TASK:
Repeat the entries without change, omitting the pictures.

DATA TO USE:
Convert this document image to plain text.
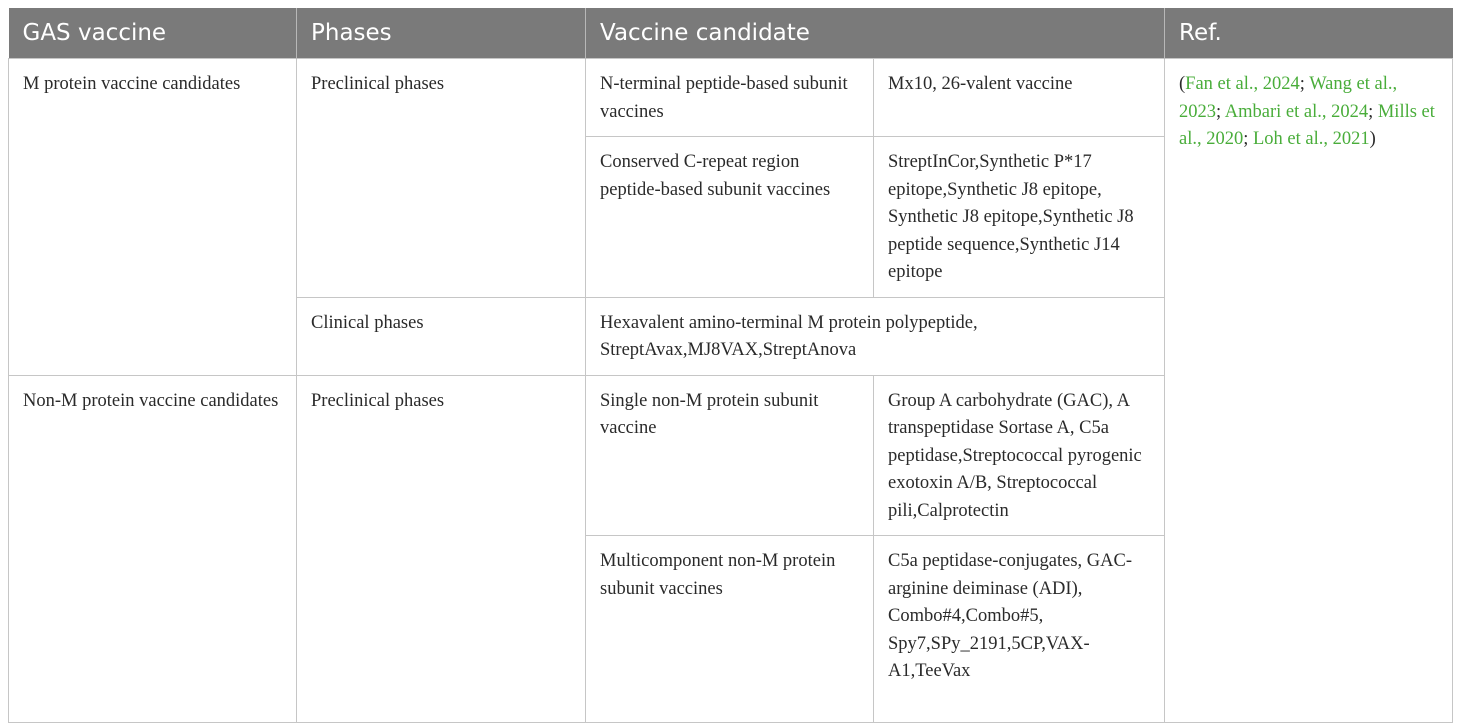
GAS vaccine	Phases	Vaccine candidate		Ref.
M protein vaccine candidates	Preclinical phases	N-terminal peptide-based subunit vaccines	Mx10, 26-valent vaccine	(Fan et al., 2024; Wang et al., 2023; Ambari et al., 2024; Mills et al., 2020; Loh et al., 2021)
		Conserved C-repeat region peptide-based subunit vaccines	StreptInCor,Synthetic P*17 epitope,Synthetic J8 epitope, Synthetic J8 epitope,Synthetic J8 peptide sequence,Synthetic J14 epitope	
	Clinical phases	Hexavalent amino-terminal M protein polypeptide, StreptAvax,MJ8VAX,StreptAnova		
Non-M protein vaccine candidates	Preclinical phases	Single non-M protein subunit vaccine	Group A carbohydrate (GAC), A transpeptidase Sortase A, C5a peptidase,Streptococcal pyrogenic exotoxin A/B, Streptococcal pili,Calprotectin	
		Multicomponent non-M protein subunit vaccines	C5a peptidase-conjugates, GAC-arginine deiminase (ADI), Combo#4,Combo#5, Spy7,SPy_2191,5CP,VAX-A1,TeeVax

RESULT OF THE EXERCISE:
Convert this document image to plain text.
GAS vaccine	Phases	Vaccine candidate		Ref.
M protein vaccine candidates	Preclinical phases	N-terminal peptide-based subunit vaccines	Mx10, 26-valent vaccine	(Fan et al., 2024; Wang et al., 2023; Ambari et al., 2024; Mills et al., 2020; Loh et al., 2021)
		Conserved C-repeat region peptide-based subunit vaccines	StreptInCor,Synthetic P*17 epitope,Synthetic J8 epitope, Synthetic J8 epitope,Synthetic J8 peptide sequence,Synthetic J14 epitope	
	Clinical phases	Hexavalent amino-terminal M protein polypeptide, StreptAvax,MJ8VAX,StreptAnova		
Non-M protein vaccine candidates	Preclinical phases	Single non-M protein subunit vaccine	Group A carbohydrate (GAC), A transpeptidase Sortase A, C5a peptidase,Streptococcal pyrogenic exotoxin A/B, Streptococcal pili,Calprotectin	
		Multicomponent non-M protein subunit vaccines	C5a peptidase-conjugates, GAC-arginine deiminase (ADI), Combo#4,Combo#5, Spy7,SPy_2191,5CP,VAX-A1,TeeVax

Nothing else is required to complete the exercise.